** BEGIN Entries supplied **

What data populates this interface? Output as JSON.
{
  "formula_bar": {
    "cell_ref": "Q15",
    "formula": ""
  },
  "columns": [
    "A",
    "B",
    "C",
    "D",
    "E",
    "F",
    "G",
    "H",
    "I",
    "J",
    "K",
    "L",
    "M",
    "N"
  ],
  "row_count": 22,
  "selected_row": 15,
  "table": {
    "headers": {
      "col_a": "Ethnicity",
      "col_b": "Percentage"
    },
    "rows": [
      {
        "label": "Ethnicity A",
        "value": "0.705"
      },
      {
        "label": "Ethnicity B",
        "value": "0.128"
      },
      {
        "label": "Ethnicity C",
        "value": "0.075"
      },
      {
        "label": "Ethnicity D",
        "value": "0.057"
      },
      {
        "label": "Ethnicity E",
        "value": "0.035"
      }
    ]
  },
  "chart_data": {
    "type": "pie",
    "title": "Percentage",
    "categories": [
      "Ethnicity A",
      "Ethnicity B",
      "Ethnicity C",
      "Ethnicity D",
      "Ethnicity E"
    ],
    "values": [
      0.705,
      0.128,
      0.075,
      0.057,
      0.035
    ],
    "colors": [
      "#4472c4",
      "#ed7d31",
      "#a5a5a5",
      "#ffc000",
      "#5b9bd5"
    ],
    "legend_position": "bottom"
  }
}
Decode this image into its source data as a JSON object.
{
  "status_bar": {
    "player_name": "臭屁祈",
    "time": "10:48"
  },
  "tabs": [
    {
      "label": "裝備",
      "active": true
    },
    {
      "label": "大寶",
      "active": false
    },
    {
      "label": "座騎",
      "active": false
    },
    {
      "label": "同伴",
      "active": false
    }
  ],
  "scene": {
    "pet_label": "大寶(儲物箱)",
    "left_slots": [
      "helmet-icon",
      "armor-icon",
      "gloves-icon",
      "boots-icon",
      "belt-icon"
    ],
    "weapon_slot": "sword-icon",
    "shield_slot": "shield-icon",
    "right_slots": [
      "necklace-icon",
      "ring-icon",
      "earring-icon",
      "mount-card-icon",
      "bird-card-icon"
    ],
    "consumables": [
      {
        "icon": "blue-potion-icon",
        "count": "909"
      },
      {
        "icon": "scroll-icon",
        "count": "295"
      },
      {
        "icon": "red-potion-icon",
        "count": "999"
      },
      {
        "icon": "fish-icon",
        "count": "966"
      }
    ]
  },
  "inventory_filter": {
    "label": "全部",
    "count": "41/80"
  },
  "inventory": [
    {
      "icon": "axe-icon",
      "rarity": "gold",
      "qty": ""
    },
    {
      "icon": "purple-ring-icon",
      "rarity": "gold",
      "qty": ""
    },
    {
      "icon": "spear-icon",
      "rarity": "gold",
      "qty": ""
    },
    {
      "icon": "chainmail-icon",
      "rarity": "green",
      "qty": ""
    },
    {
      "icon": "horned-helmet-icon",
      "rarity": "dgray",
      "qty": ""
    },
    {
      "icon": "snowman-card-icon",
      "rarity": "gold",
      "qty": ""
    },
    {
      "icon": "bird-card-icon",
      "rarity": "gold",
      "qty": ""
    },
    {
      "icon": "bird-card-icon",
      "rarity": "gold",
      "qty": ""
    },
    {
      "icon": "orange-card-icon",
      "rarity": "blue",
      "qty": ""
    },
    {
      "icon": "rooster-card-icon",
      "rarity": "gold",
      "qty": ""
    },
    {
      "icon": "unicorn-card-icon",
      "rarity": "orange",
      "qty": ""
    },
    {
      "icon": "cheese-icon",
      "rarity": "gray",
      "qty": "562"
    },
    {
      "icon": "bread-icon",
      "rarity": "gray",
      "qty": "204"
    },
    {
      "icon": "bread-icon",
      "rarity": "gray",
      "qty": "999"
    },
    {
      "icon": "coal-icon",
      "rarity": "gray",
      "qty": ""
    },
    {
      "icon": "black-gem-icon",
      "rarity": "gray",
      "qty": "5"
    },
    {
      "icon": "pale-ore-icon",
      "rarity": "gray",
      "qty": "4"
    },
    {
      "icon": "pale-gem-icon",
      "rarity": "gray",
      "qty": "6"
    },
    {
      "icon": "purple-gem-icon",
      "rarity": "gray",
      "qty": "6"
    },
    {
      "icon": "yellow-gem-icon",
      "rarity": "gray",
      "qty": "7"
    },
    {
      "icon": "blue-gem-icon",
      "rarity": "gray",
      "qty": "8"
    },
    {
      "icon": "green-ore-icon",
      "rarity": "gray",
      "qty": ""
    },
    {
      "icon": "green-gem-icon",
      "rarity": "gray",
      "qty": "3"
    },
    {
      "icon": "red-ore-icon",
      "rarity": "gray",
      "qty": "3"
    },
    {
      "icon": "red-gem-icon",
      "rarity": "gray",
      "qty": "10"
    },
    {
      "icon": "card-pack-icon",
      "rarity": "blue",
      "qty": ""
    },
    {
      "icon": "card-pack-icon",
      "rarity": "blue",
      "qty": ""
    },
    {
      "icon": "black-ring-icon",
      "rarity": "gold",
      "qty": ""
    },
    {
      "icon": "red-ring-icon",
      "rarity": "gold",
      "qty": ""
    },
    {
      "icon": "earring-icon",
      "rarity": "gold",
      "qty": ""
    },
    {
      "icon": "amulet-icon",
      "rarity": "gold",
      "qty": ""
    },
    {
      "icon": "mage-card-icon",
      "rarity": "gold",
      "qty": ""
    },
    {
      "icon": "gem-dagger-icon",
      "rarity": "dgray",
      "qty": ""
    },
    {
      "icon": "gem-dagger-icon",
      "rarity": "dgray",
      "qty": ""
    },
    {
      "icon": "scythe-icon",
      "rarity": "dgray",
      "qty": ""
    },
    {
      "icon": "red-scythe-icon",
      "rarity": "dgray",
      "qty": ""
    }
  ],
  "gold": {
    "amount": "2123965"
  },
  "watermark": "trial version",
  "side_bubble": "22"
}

** END Entries supplied **

What you need to do — Set every line of the listing down word for word.

The answer —
What data populates this interface? Output as JSON.
{
  "formula_bar": {
    "cell_ref": "Q15",
    "formula": ""
  },
  "columns": [
    "A",
    "B",
    "C",
    "D",
    "E",
    "F",
    "G",
    "H",
    "I",
    "J",
    "K",
    "L",
    "M",
    "N"
  ],
  "row_count": 22,
  "selected_row": 15,
  "table": {
    "headers": {
      "col_a": "Ethnicity",
      "col_b": "Percentage"
    },
    "rows": [
      {
        "label": "Ethnicity A",
        "value": "0.705"
      },
      {
        "label": "Ethnicity B",
        "value": "0.128"
      },
      {
        "label": "Ethnicity C",
        "value": "0.075"
      },
      {
        "label": "Ethnicity D",
        "value": "0.057"
      },
      {
        "label": "Ethnicity E",
        "value": "0.035"
      }
    ]
  },
  "chart_data": {
    "type": "pie",
    "title": "Percentage",
    "categories": [
      "Ethnicity A",
      "Ethnicity B",
      "Ethnicity C",
      "Ethnicity D",
      "Ethnicity E"
    ],
    "values": [
      0.705,
      0.128,
      0.075,
      0.057,
      0.035
    ],
    "colors": [
      "#4472c4",
      "#ed7d31",
      "#a5a5a5",
      "#ffc000",
      "#5b9bd5"
    ],
    "legend_position": "bottom"
  }
}
Decode this image into its source data as a JSON object.
{
  "status_bar": {
    "player_name": "臭屁祈",
    "time": "10:48"
  },
  "tabs": [
    {
      "label": "裝備",
      "active": true
    },
    {
      "label": "大寶",
      "active": false
    },
    {
      "label": "座騎",
      "active": false
    },
    {
      "label": "同伴",
      "active": false
    }
  ],
  "scene": {
    "pet_label": "大寶(儲物箱)",
    "left_slots": [
      "helmet-icon",
      "armor-icon",
      "gloves-icon",
      "boots-icon",
      "belt-icon"
    ],
    "weapon_slot": "sword-icon",
    "shield_slot": "shield-icon",
    "right_slots": [
      "necklace-icon",
      "ring-icon",
      "earring-icon",
      "mount-card-icon",
      "bird-card-icon"
    ],
    "consumables": [
      {
        "icon": "blue-potion-icon",
        "count": "909"
      },
      {
        "icon": "scroll-icon",
        "count": "295"
      },
      {
        "icon": "red-potion-icon",
        "count": "999"
      },
      {
        "icon": "fish-icon",
        "count": "966"
      }
    ]
  },
  "inventory_filter": {
    "label": "全部",
    "count": "41/80"
  },
  "inventory": [
    {
      "icon": "axe-icon",
      "rarity": "gold",
      "qty": ""
    },
    {
      "icon": "purple-ring-icon",
      "rarity": "gold",
      "qty": ""
    },
    {
      "icon": "spear-icon",
      "rarity": "gold",
      "qty": ""
    },
    {
      "icon": "chainmail-icon",
      "rarity": "green",
      "qty": ""
    },
    {
      "icon": "horned-helmet-icon",
      "rarity": "dgray",
      "qty": ""
    },
    {
      "icon": "snowman-card-icon",
      "rarity": "gold",
      "qty": ""
    },
    {
      "icon": "bird-card-icon",
      "rarity": "gold",
      "qty": ""
    },
    {
      "icon": "bird-card-icon",
      "rarity": "gold",
      "qty": ""
    },
    {
      "icon": "orange-card-icon",
      "rarity": "blue",
      "qty": ""
    },
    {
      "icon": "rooster-card-icon",
      "rarity": "gold",
      "qty": ""
    },
    {
      "icon": "unicorn-card-icon",
      "rarity": "orange",
      "qty": ""
    },
    {
      "icon": "cheese-icon",
      "rarity": "gray",
      "qty": "562"
    },
    {
      "icon": "bread-icon",
      "rarity": "gray",
      "qty": "204"
    },
    {
      "icon": "bread-icon",
      "rarity": "gray",
      "qty": "999"
    },
    {
      "icon": "coal-icon",
      "rarity": "gray",
      "qty": ""
    },
    {
      "icon": "black-gem-icon",
      "rarity": "gray",
      "qty": "5"
    },
    {
      "icon": "pale-ore-icon",
      "rarity": "gray",
      "qty": "4"
    },
    {
      "icon": "pale-gem-icon",
      "rarity": "gray",
      "qty": "6"
    },
    {
      "icon": "purple-gem-icon",
      "rarity": "gray",
      "qty": "6"
    },
    {
      "icon": "yellow-gem-icon",
      "rarity": "gray",
      "qty": "7"
    },
    {
      "icon": "blue-gem-icon",
      "rarity": "gray",
      "qty": "8"
    },
    {
      "icon": "green-ore-icon",
      "rarity": "gray",
      "qty": ""
    },
    {
      "icon": "green-gem-icon",
      "rarity": "gray",
      "qty": "3"
    },
    {
      "icon": "red-ore-icon",
      "rarity": "gray",
      "qty": "3"
    },
    {
      "icon": "red-gem-icon",
      "rarity": "gray",
      "qty": "10"
    },
    {
      "icon": "card-pack-icon",
      "rarity": "blue",
      "qty": ""
    },
    {
      "icon": "card-pack-icon",
      "rarity": "blue",
      "qty": ""
    },
    {
      "icon": "black-ring-icon",
      "rarity": "gold",
      "qty": ""
    },
    {
      "icon": "red-ring-icon",
      "rarity": "gold",
      "qty": ""
    },
    {
      "icon": "earring-icon",
      "rarity": "gold",
      "qty": ""
    },
    {
      "icon": "amulet-icon",
      "rarity": "gold",
      "qty": ""
    },
    {
      "icon": "mage-card-icon",
      "rarity": "gold",
      "qty": ""
    },
    {
      "icon": "gem-dagger-icon",
      "rarity": "dgray",
      "qty": ""
    },
    {
      "icon": "gem-dagger-icon",
      "rarity": "dgray",
      "qty": ""
    },
    {
      "icon": "scythe-icon",
      "rarity": "dgray",
      "qty": ""
    },
    {
      "icon": "red-scythe-icon",
      "rarity": "dgray",
      "qty": ""
    }
  ],
  "gold": {
    "amount": "2123965"
  },
  "watermark": "trial version",
  "side_bubble": "22"
}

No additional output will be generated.